• Dataset:
* * *

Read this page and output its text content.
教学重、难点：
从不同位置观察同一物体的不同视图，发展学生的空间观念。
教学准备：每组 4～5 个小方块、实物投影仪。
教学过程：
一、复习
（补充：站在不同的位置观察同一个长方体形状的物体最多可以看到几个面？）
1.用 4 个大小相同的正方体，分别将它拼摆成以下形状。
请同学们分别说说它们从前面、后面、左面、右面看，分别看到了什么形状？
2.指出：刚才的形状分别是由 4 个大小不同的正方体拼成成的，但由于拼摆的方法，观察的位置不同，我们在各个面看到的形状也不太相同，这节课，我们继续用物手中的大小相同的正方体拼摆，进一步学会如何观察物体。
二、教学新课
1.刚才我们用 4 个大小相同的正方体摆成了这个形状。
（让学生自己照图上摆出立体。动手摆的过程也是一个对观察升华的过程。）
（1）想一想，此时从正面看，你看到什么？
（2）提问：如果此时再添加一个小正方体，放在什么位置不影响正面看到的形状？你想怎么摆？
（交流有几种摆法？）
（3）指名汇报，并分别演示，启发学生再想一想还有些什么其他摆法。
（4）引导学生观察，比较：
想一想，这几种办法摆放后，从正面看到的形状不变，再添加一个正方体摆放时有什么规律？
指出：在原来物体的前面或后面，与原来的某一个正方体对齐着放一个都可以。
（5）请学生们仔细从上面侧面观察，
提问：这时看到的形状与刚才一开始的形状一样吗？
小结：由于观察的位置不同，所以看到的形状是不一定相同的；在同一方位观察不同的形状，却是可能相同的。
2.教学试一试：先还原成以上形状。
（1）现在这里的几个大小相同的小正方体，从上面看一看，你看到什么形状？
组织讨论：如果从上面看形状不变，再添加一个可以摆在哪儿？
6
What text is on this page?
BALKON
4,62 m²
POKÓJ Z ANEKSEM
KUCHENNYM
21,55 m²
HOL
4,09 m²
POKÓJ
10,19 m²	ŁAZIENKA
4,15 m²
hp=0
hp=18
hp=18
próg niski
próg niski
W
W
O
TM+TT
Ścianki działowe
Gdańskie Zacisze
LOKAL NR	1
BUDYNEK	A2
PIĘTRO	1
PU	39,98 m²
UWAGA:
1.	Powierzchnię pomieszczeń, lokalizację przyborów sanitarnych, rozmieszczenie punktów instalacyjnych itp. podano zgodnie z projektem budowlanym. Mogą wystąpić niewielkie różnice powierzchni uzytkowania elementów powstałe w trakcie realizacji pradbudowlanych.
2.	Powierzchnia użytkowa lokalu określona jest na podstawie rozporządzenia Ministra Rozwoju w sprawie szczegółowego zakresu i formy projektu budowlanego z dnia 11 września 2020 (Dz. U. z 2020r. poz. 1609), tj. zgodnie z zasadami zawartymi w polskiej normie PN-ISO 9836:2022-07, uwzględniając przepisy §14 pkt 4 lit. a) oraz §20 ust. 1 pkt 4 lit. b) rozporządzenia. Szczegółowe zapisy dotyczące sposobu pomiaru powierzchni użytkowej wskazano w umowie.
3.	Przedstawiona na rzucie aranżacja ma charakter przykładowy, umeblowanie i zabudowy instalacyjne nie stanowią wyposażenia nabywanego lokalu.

* * *

• Objective:
Provide the number of lines in the entries that include "this", and no other text.

• Answer in full:
2